-- Begin RECORDS SHOWN --

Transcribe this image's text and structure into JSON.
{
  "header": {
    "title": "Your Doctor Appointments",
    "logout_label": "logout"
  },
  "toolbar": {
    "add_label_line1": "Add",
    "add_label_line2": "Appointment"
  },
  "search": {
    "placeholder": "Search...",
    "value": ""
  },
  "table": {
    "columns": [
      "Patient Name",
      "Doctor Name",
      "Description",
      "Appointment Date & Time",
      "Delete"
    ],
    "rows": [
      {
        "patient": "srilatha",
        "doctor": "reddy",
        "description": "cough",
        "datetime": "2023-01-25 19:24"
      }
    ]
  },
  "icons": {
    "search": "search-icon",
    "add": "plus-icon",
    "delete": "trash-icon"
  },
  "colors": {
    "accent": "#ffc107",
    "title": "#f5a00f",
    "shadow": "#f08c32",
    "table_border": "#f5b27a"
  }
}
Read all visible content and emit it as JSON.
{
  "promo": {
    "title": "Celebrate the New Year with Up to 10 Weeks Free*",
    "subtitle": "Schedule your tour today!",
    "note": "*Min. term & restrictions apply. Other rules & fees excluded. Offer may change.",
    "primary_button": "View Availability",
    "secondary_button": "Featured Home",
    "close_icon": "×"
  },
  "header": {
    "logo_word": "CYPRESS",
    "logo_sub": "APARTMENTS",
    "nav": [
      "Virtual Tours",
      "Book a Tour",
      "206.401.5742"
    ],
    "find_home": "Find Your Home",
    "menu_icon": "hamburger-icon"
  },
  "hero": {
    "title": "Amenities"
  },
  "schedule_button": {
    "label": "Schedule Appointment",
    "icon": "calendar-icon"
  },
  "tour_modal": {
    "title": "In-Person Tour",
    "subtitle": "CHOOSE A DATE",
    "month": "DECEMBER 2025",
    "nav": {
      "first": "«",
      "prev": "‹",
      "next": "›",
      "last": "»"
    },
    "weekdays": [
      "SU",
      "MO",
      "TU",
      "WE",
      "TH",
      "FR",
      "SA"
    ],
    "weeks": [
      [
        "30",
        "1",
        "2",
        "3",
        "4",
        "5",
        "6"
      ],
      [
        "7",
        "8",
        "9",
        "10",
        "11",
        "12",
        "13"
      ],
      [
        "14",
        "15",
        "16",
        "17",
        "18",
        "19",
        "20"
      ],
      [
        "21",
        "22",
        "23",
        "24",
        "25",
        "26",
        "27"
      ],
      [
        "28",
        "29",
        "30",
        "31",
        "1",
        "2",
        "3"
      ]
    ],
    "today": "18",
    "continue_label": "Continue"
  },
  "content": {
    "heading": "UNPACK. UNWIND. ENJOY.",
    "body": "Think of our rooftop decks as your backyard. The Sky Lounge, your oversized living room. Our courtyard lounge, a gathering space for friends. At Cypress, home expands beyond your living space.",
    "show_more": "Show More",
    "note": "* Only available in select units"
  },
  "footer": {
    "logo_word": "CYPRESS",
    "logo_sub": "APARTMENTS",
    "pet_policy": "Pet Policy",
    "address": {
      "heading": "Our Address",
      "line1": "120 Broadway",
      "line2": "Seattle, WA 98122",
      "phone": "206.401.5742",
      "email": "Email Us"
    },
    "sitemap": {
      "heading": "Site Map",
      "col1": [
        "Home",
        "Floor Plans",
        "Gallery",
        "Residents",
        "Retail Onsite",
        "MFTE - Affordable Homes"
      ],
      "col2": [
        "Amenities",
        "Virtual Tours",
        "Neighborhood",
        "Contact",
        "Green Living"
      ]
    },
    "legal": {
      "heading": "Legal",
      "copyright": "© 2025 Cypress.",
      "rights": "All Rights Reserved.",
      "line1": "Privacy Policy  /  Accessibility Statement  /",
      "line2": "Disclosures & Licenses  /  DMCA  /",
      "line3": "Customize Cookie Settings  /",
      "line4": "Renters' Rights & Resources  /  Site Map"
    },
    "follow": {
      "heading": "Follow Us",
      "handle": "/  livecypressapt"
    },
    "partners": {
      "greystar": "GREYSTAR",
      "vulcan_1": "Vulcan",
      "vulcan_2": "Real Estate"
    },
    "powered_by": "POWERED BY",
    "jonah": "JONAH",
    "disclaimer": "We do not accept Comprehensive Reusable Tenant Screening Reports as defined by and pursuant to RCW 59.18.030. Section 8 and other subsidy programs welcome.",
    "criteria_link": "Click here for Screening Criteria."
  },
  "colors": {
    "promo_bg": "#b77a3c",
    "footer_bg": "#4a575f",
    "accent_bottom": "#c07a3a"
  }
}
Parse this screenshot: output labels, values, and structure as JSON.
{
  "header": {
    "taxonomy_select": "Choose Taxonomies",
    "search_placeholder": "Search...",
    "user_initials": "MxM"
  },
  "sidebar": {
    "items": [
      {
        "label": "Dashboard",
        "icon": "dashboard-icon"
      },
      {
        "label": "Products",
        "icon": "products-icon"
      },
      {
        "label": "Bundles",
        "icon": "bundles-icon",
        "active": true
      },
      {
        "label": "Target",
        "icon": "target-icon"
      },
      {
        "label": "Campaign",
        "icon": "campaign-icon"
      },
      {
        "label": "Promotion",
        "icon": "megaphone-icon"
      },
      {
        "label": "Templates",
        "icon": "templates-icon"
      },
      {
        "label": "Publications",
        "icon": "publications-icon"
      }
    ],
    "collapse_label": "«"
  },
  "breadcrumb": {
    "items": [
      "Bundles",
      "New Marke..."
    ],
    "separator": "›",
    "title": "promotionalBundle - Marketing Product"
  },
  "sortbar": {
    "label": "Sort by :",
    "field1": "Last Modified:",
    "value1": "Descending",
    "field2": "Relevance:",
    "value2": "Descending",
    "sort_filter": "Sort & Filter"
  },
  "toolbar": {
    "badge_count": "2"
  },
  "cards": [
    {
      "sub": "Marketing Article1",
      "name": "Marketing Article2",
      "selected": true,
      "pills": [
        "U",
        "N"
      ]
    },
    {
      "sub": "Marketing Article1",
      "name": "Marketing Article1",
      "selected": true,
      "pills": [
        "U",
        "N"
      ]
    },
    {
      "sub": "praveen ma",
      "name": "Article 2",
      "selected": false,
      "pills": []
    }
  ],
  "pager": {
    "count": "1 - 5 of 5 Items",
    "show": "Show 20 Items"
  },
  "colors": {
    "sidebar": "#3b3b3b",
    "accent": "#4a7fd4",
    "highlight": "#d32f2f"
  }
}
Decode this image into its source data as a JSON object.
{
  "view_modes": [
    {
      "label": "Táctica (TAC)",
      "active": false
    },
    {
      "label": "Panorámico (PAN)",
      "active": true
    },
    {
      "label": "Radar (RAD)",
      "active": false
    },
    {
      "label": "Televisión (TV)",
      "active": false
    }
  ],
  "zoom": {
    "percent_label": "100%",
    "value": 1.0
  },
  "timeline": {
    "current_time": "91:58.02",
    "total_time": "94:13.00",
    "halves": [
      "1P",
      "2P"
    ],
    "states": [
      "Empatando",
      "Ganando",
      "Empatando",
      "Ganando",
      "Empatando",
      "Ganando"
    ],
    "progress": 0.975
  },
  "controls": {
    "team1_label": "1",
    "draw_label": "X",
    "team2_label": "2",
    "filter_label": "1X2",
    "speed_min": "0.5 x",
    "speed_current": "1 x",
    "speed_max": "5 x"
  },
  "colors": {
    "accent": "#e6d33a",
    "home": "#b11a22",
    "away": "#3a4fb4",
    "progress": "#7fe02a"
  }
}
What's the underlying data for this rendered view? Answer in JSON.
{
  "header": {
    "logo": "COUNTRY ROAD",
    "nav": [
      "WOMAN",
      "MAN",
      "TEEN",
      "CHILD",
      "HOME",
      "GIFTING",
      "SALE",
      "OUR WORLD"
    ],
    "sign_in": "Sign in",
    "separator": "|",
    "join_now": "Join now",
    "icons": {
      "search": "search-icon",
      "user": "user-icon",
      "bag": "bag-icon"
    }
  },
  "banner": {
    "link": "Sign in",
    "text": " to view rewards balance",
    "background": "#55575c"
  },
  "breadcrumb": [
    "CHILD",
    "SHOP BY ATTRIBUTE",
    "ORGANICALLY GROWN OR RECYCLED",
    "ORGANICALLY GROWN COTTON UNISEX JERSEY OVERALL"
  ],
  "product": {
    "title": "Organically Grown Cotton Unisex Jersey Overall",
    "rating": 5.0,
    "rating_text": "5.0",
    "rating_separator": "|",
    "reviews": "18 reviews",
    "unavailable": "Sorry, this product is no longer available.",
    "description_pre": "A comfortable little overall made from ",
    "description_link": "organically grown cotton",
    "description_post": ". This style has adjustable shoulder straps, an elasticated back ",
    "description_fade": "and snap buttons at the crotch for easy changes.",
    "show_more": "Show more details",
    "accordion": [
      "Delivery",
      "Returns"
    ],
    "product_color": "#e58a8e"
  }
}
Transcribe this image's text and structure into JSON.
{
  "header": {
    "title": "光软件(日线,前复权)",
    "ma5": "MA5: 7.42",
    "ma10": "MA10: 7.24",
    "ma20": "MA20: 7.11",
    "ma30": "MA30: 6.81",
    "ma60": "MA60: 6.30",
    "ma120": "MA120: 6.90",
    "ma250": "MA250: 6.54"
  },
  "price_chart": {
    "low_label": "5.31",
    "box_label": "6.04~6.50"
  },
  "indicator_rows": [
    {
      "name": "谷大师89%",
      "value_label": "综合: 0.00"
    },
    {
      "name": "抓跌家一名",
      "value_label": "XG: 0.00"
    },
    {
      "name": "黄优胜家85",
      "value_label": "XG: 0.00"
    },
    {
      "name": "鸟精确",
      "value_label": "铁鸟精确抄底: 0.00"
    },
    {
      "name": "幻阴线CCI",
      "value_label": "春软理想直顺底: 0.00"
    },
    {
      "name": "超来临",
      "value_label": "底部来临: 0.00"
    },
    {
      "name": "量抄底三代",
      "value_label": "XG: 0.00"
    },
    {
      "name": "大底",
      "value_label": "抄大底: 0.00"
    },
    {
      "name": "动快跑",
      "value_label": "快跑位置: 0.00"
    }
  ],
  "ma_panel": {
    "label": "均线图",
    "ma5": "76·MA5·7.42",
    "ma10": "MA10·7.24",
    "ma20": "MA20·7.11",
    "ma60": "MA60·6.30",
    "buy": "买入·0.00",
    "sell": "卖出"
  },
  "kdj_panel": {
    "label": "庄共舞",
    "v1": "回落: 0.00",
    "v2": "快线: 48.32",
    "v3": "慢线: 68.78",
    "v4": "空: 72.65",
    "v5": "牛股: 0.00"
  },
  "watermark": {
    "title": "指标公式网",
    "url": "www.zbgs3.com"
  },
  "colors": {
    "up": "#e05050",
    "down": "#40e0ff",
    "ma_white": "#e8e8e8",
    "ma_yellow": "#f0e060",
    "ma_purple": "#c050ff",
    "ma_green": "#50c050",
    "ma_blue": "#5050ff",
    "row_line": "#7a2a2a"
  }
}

-- End RECORDS SHOWN --

● **WORK TO DO**:
Say the number of lines in the records above that include the string "data", and no more.

● **OUTPUT BELOW**:
2